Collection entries
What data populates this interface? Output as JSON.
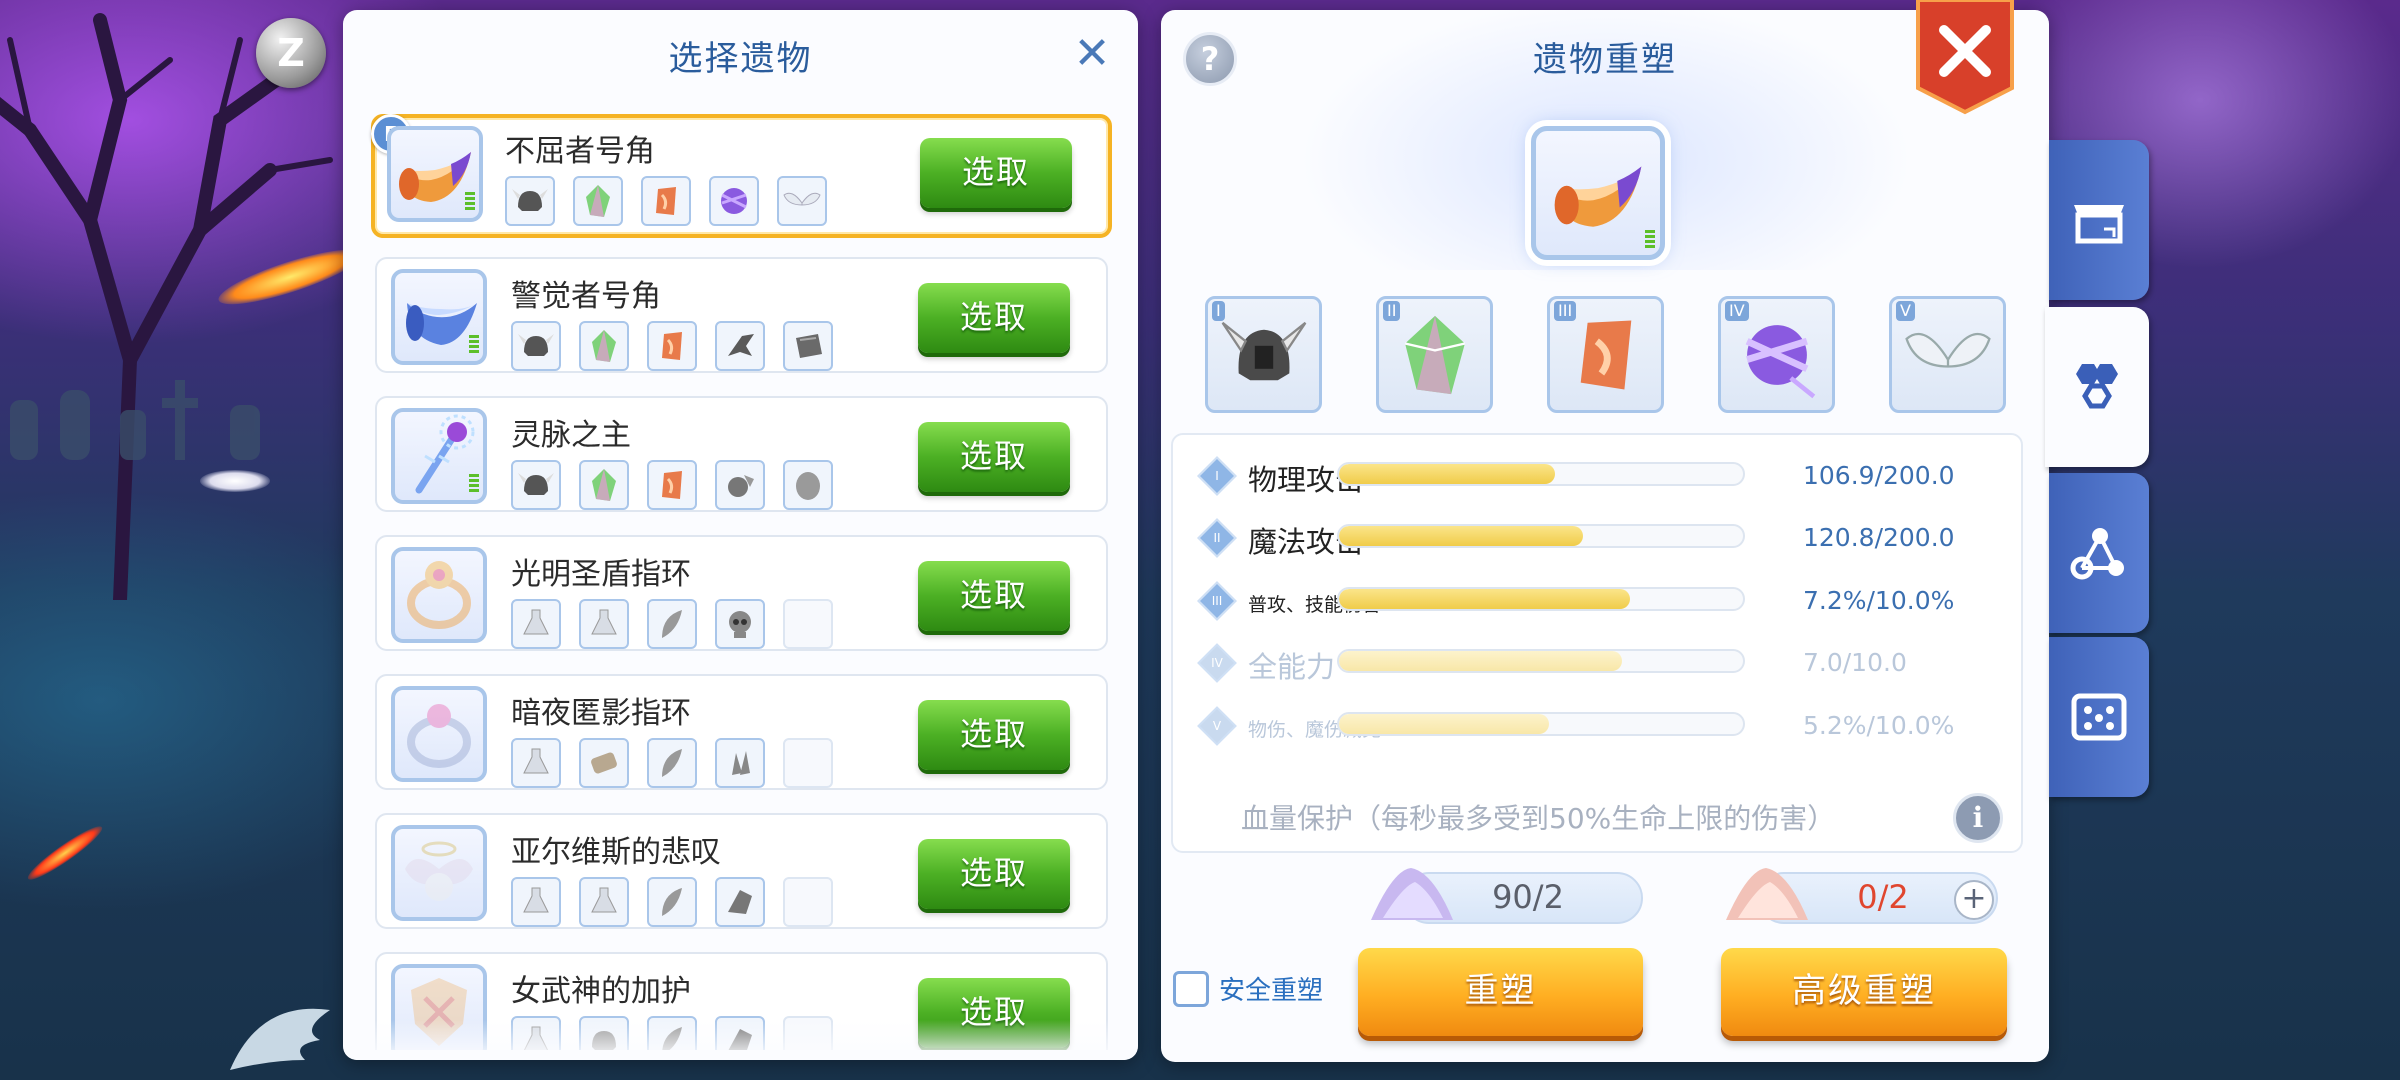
{
  "left_panel": {
    "title": "选择遗物",
    "items": [
      {
        "name": "不屈者号角",
        "pick_label": "选取",
        "selected": true,
        "badge": "E"
      },
      {
        "name": "警觉者号角",
        "pick_label": "选取"
      },
      {
        "name": "灵脉之主",
        "pick_label": "选取"
      },
      {
        "name": "光明圣盾指环",
        "pick_label": "选取"
      },
      {
        "name": "暗夜匿影指环",
        "pick_label": "选取"
      },
      {
        "name": "亚尔维斯的悲叹",
        "pick_label": "选取"
      },
      {
        "name": "女武神的加护",
        "pick_label": "选取"
      }
    ]
  },
  "right_panel": {
    "title": "遗物重塑",
    "attr_slots": [
      "I",
      "II",
      "III",
      "IV",
      "V"
    ],
    "stats": [
      {
        "roman": "I",
        "label": "物理攻击",
        "value": "106.9/200.0",
        "fill": 0.5345
      },
      {
        "roman": "II",
        "label": "魔法攻击",
        "value": "120.8/200.0",
        "fill": 0.604
      },
      {
        "roman": "III",
        "label": "普攻、技能伤害",
        "value": "7.2%/10.0%",
        "fill": 0.72
      },
      {
        "roman": "IV",
        "label": "全能力",
        "value": "7.0/10.0",
        "fill": 0.7
      },
      {
        "roman": "V",
        "label": "物伤、魔伤减免",
        "value": "5.2%/10.0%",
        "fill": 0.52
      }
    ],
    "protect_text": "血量保护（每秒最多受到50%生命上限的伤害）",
    "cost_normal": "90/2",
    "cost_advanced": "0/2",
    "safe_label": "安全重塑",
    "reforge_label": "重塑",
    "adv_reforge_label": "高级重塑"
  },
  "hud": {
    "z_badge": "Z",
    "help": "?",
    "info": "i",
    "plus": "+"
  },
  "colors": {
    "accent": "#2a5c9c",
    "pick_green": "#4cb024",
    "gold": "#ffae22",
    "selected_border": "#f5b324",
    "red_value": "#e0462e"
  }
}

TASK DIRECTIONS. All the lines above are to be given again exactly as they read, with the pictures removed.

WRITTEN REPLY.
What data populates this interface? Output as JSON.
{
  "left_panel": {
    "title": "选择遗物",
    "items": [
      {
        "name": "不屈者号角",
        "pick_label": "选取",
        "selected": true,
        "badge": "E"
      },
      {
        "name": "警觉者号角",
        "pick_label": "选取"
      },
      {
        "name": "灵脉之主",
        "pick_label": "选取"
      },
      {
        "name": "光明圣盾指环",
        "pick_label": "选取"
      },
      {
        "name": "暗夜匿影指环",
        "pick_label": "选取"
      },
      {
        "name": "亚尔维斯的悲叹",
        "pick_label": "选取"
      },
      {
        "name": "女武神的加护",
        "pick_label": "选取"
      }
    ]
  },
  "right_panel": {
    "title": "遗物重塑",
    "attr_slots": [
      "I",
      "II",
      "III",
      "IV",
      "V"
    ],
    "stats": [
      {
        "roman": "I",
        "label": "物理攻击",
        "value": "106.9/200.0",
        "fill": 0.5345
      },
      {
        "roman": "II",
        "label": "魔法攻击",
        "value": "120.8/200.0",
        "fill": 0.604
      },
      {
        "roman": "III",
        "label": "普攻、技能伤害",
        "value": "7.2%/10.0%",
        "fill": 0.72
      },
      {
        "roman": "IV",
        "label": "全能力",
        "value": "7.0/10.0",
        "fill": 0.7
      },
      {
        "roman": "V",
        "label": "物伤、魔伤减免",
        "value": "5.2%/10.0%",
        "fill": 0.52
      }
    ],
    "protect_text": "血量保护（每秒最多受到50%生命上限的伤害）",
    "cost_normal": "90/2",
    "cost_advanced": "0/2",
    "safe_label": "安全重塑",
    "reforge_label": "重塑",
    "adv_reforge_label": "高级重塑"
  },
  "hud": {
    "z_badge": "Z",
    "help": "?",
    "info": "i",
    "plus": "+"
  },
  "colors": {
    "accent": "#2a5c9c",
    "pick_green": "#4cb024",
    "gold": "#ffae22",
    "selected_border": "#f5b324",
    "red_value": "#e0462e"
  }
}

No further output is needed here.